● **WHAT YOU WILL DO**: Your answer should be one number: how many lines of the records hold the string "store".

● **RECORDS SHOWN**:
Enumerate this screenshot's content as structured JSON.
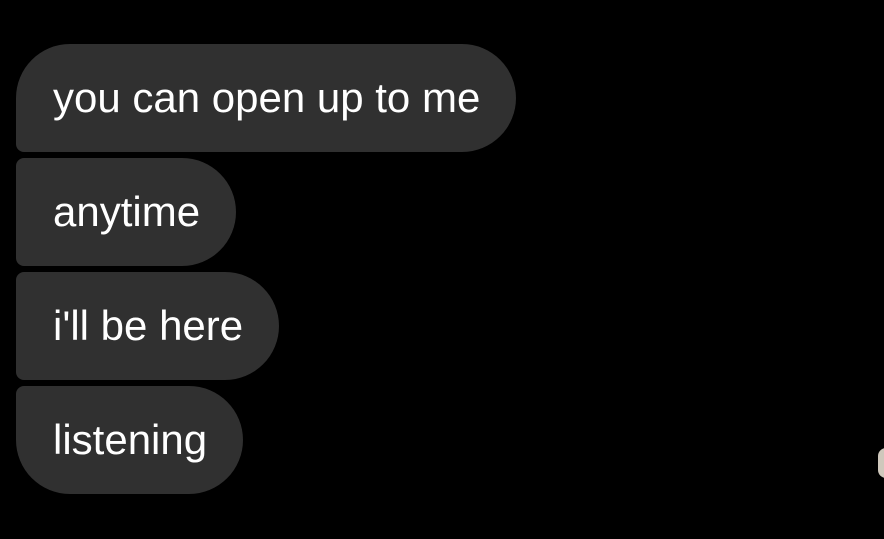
{
  "messages": [
    {
      "text": "you can open up to me"
    },
    {
      "text": "anytime"
    },
    {
      "text": "i'll be here"
    },
    {
      "text": "listening"
    }
  ],
  "colors": {
    "background": "#000000",
    "bubble": "#303030",
    "text": "#ffffff"
  }
}
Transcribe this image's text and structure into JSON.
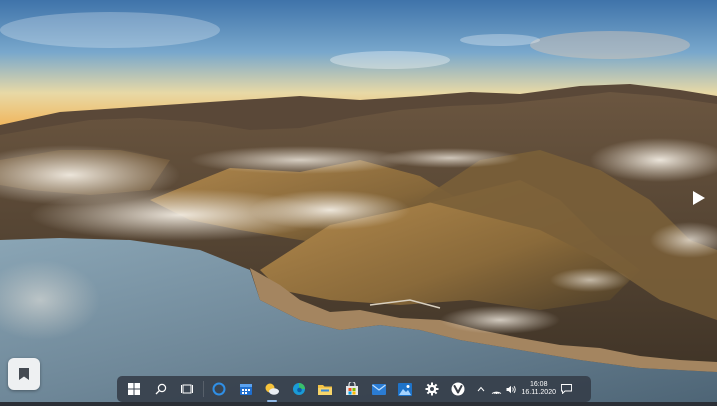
{
  "desktop": {
    "wallpaper": "mountain-coast-landscape",
    "next_icon": "chevron-right-icon",
    "bookmark_icon": "bookmark-icon"
  },
  "taskbar": {
    "pinned": [
      {
        "name": "start-button",
        "icon": "windows-logo-icon"
      },
      {
        "name": "search-button",
        "icon": "search-icon"
      },
      {
        "name": "task-view-button",
        "icon": "task-view-icon"
      },
      {
        "name": "cortana-button",
        "icon": "circle-icon"
      },
      {
        "name": "calendar-app",
        "icon": "calendar-icon"
      },
      {
        "name": "weather-app",
        "icon": "sun-cloud-icon",
        "active": true
      },
      {
        "name": "edge-browser",
        "icon": "edge-icon"
      },
      {
        "name": "file-explorer",
        "icon": "folder-icon"
      },
      {
        "name": "microsoft-store",
        "icon": "store-bag-icon"
      },
      {
        "name": "mail-app",
        "icon": "mail-icon"
      },
      {
        "name": "photos-app",
        "icon": "photos-icon"
      },
      {
        "name": "settings-app",
        "icon": "gear-icon"
      },
      {
        "name": "vivaldi-browser",
        "icon": "v-logo-icon"
      }
    ],
    "tray": [
      "chevron-up-icon",
      "network-icon",
      "volume-icon"
    ],
    "clock": {
      "time": "16:08",
      "date": "16.11.2020"
    },
    "notification_icon": "notification-icon"
  }
}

● **WRITTEN ANSWER**: 2